Problem to solve:
Retype every entry exactly, character for character.

Record extracts:
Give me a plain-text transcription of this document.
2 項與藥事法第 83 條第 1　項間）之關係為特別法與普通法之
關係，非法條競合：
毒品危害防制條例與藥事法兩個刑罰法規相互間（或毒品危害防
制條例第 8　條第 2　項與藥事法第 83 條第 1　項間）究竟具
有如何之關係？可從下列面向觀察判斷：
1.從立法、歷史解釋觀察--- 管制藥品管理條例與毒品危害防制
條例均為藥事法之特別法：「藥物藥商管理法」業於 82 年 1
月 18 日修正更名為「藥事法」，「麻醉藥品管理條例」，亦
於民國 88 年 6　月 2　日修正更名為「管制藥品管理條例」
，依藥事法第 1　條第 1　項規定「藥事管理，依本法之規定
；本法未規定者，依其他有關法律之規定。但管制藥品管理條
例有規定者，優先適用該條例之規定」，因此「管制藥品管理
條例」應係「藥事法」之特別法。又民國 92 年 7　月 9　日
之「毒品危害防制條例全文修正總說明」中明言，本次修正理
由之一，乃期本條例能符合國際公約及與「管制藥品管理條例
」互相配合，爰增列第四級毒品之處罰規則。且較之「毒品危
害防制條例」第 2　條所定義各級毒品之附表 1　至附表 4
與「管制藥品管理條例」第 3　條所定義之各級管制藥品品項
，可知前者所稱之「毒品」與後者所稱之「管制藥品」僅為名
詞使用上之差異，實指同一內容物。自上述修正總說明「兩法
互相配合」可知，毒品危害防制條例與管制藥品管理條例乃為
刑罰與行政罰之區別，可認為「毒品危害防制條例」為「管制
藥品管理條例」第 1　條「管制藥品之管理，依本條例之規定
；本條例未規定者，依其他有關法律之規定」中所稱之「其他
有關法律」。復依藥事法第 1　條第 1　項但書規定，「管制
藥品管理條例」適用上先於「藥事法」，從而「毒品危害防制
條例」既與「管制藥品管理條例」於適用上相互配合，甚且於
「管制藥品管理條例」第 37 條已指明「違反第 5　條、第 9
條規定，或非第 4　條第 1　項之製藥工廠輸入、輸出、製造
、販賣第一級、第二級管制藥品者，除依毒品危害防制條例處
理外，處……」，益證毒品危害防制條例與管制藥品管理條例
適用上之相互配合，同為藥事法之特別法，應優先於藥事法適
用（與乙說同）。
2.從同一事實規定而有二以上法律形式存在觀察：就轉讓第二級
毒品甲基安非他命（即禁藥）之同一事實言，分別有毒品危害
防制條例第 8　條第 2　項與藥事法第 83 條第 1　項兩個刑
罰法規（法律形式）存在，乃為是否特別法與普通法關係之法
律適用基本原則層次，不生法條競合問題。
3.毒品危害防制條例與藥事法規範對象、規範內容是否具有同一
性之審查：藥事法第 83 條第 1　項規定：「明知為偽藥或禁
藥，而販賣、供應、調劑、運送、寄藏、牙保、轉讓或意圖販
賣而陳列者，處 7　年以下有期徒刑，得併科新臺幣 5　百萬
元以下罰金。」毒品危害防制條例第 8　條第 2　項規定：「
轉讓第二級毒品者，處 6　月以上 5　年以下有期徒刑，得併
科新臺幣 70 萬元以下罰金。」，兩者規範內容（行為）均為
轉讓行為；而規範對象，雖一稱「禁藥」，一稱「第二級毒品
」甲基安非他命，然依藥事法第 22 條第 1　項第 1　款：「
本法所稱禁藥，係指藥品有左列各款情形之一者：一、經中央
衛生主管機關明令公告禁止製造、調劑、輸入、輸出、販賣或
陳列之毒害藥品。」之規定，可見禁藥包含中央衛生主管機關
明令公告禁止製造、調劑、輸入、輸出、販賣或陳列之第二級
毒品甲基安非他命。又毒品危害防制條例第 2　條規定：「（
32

Exercise result:
Give me a plain-text transcription of this document.
2 項與藥事法第 83 條第 1　項間）之關係為特別法與普通法之
關係，非法條競合：
毒品危害防制條例與藥事法兩個刑罰法規相互間（或毒品危害防
制條例第 8　條第 2　項與藥事法第 83 條第 1　項間）究竟具
有如何之關係？可從下列面向觀察判斷：
1.從立法、歷史解釋觀察--- 管制藥品管理條例與毒品危害防制
條例均為藥事法之特別法：「藥物藥商管理法」業於 82 年 1
月 18 日修正更名為「藥事法」，「麻醉藥品管理條例」，亦
於民國 88 年 6　月 2　日修正更名為「管制藥品管理條例」
，依藥事法第 1　條第 1　項規定「藥事管理，依本法之規定
；本法未規定者，依其他有關法律之規定。但管制藥品管理條
例有規定者，優先適用該條例之規定」，因此「管制藥品管理
條例」應係「藥事法」之特別法。又民國 92 年 7　月 9　日
之「毒品危害防制條例全文修正總說明」中明言，本次修正理
由之一，乃期本條例能符合國際公約及與「管制藥品管理條例
」互相配合，爰增列第四級毒品之處罰規則。且較之「毒品危
害防制條例」第 2　條所定義各級毒品之附表 1　至附表 4
與「管制藥品管理條例」第 3　條所定義之各級管制藥品品項
，可知前者所稱之「毒品」與後者所稱之「管制藥品」僅為名
詞使用上之差異，實指同一內容物。自上述修正總說明「兩法
互相配合」可知，毒品危害防制條例與管制藥品管理條例乃為
刑罰與行政罰之區別，可認為「毒品危害防制條例」為「管制
藥品管理條例」第 1　條「管制藥品之管理，依本條例之規定
；本條例未規定者，依其他有關法律之規定」中所稱之「其他
有關法律」。復依藥事法第 1　條第 1　項但書規定，「管制
藥品管理條例」適用上先於「藥事法」，從而「毒品危害防制
條例」既與「管制藥品管理條例」於適用上相互配合，甚且於
「管制藥品管理條例」第 37 條已指明「違反第 5　條、第 9
條規定，或非第 4　條第 1　項之製藥工廠輸入、輸出、製造
、販賣第一級、第二級管制藥品者，除依毒品危害防制條例處
理外，處……」，益證毒品危害防制條例與管制藥品管理條例
適用上之相互配合，同為藥事法之特別法，應優先於藥事法適
用（與乙說同）。
2.從同一事實規定而有二以上法律形式存在觀察：就轉讓第二級
毒品甲基安非他命（即禁藥）之同一事實言，分別有毒品危害
防制條例第 8　條第 2　項與藥事法第 83 條第 1　項兩個刑
罰法規（法律形式）存在，乃為是否特別法與普通法關係之法
律適用基本原則層次，不生法條競合問題。
3.毒品危害防制條例與藥事法規範對象、規範內容是否具有同一
性之審查：藥事法第 83 條第 1　項規定：「明知為偽藥或禁
藥，而販賣、供應、調劑、運送、寄藏、牙保、轉讓或意圖販
賣而陳列者，處 7　年以下有期徒刑，得併科新臺幣 5　百萬
元以下罰金。」毒品危害防制條例第 8　條第 2　項規定：「
轉讓第二級毒品者，處 6　月以上 5　年以下有期徒刑，得併
科新臺幣 70 萬元以下罰金。」，兩者規範內容（行為）均為
轉讓行為；而規範對象，雖一稱「禁藥」，一稱「第二級毒品
」甲基安非他命，然依藥事法第 22 條第 1　項第 1　款：「
本法所稱禁藥，係指藥品有左列各款情形之一者：一、經中央
衛生主管機關明令公告禁止製造、調劑、輸入、輸出、販賣或
陳列之毒害藥品。」之規定，可見禁藥包含中央衛生主管機關
明令公告禁止製造、調劑、輸入、輸出、販賣或陳列之第二級
毒品甲基安非他命。又毒品危害防制條例第 2　條規定：「（
32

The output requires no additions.